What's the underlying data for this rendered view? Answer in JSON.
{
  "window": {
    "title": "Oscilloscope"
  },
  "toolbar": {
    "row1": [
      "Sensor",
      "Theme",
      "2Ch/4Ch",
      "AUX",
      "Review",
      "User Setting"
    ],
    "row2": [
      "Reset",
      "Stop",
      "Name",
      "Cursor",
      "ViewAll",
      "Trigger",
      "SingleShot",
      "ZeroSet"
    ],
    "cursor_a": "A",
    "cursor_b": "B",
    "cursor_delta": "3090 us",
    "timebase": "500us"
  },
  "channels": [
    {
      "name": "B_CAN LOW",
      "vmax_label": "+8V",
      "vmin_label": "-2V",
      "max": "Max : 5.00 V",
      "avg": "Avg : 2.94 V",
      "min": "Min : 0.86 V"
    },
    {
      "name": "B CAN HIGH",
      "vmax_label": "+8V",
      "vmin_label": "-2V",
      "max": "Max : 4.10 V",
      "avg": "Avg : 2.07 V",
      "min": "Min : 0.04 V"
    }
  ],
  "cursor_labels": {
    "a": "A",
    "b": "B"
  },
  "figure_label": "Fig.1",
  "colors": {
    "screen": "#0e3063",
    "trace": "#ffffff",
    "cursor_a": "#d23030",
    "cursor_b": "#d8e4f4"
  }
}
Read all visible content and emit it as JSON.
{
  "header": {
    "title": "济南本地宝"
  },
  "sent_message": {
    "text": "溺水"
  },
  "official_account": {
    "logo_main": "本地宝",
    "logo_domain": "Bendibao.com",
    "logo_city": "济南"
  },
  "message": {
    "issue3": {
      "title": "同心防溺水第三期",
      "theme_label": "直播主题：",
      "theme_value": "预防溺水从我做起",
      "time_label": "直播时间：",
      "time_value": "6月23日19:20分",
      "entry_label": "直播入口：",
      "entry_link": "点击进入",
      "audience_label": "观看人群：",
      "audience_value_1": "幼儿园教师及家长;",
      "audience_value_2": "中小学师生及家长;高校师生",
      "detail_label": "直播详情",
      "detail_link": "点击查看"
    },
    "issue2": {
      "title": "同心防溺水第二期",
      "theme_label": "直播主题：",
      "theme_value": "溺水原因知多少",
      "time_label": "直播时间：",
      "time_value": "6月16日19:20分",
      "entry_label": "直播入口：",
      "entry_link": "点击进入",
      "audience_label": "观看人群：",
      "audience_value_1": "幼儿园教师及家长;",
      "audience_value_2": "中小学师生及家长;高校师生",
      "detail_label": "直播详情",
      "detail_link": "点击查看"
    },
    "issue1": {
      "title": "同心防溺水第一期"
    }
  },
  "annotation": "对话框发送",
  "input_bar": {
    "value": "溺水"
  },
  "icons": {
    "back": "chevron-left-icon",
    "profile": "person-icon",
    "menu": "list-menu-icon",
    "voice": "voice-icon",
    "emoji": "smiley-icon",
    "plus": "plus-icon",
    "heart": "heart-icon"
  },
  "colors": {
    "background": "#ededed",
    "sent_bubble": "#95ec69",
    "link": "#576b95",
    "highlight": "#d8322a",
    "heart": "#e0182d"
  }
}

= WHAT YOU WILL DO =
Reproduce each entry word for word.

= TASK SOLUTION =
What's the underlying data for this rendered view? Answer in JSON.
{
  "window": {
    "title": "Oscilloscope"
  },
  "toolbar": {
    "row1": [
      "Sensor",
      "Theme",
      "2Ch/4Ch",
      "AUX",
      "Review",
      "User Setting"
    ],
    "row2": [
      "Reset",
      "Stop",
      "Name",
      "Cursor",
      "ViewAll",
      "Trigger",
      "SingleShot",
      "ZeroSet"
    ],
    "cursor_a": "A",
    "cursor_b": "B",
    "cursor_delta": "3090 us",
    "timebase": "500us"
  },
  "channels": [
    {
      "name": "B_CAN LOW",
      "vmax_label": "+8V",
      "vmin_label": "-2V",
      "max": "Max : 5.00 V",
      "avg": "Avg : 2.94 V",
      "min": "Min : 0.86 V"
    },
    {
      "name": "B CAN HIGH",
      "vmax_label": "+8V",
      "vmin_label": "-2V",
      "max": "Max : 4.10 V",
      "avg": "Avg : 2.07 V",
      "min": "Min : 0.04 V"
    }
  ],
  "cursor_labels": {
    "a": "A",
    "b": "B"
  },
  "figure_label": "Fig.1",
  "colors": {
    "screen": "#0e3063",
    "trace": "#ffffff",
    "cursor_a": "#d23030",
    "cursor_b": "#d8e4f4"
  }
}
Read all visible content and emit it as JSON.
{
  "header": {
    "title": "济南本地宝"
  },
  "sent_message": {
    "text": "溺水"
  },
  "official_account": {
    "logo_main": "本地宝",
    "logo_domain": "Bendibao.com",
    "logo_city": "济南"
  },
  "message": {
    "issue3": {
      "title": "同心防溺水第三期",
      "theme_label": "直播主题：",
      "theme_value": "预防溺水从我做起",
      "time_label": "直播时间：",
      "time_value": "6月23日19:20分",
      "entry_label": "直播入口：",
      "entry_link": "点击进入",
      "audience_label": "观看人群：",
      "audience_value_1": "幼儿园教师及家长;",
      "audience_value_2": "中小学师生及家长;高校师生",
      "detail_label": "直播详情",
      "detail_link": "点击查看"
    },
    "issue2": {
      "title": "同心防溺水第二期",
      "theme_label": "直播主题：",
      "theme_value": "溺水原因知多少",
      "time_label": "直播时间：",
      "time_value": "6月16日19:20分",
      "entry_label": "直播入口：",
      "entry_link": "点击进入",
      "audience_label": "观看人群：",
      "audience_value_1": "幼儿园教师及家长;",
      "audience_value_2": "中小学师生及家长;高校师生",
      "detail_label": "直播详情",
      "detail_link": "点击查看"
    },
    "issue1": {
      "title": "同心防溺水第一期"
    }
  },
  "annotation": "对话框发送",
  "input_bar": {
    "value": "溺水"
  },
  "icons": {
    "back": "chevron-left-icon",
    "profile": "person-icon",
    "menu": "list-menu-icon",
    "voice": "voice-icon",
    "emoji": "smiley-icon",
    "plus": "plus-icon",
    "heart": "heart-icon"
  },
  "colors": {
    "background": "#ededed",
    "sent_bubble": "#95ec69",
    "link": "#576b95",
    "highlight": "#d8322a",
    "heart": "#e0182d"
  }
}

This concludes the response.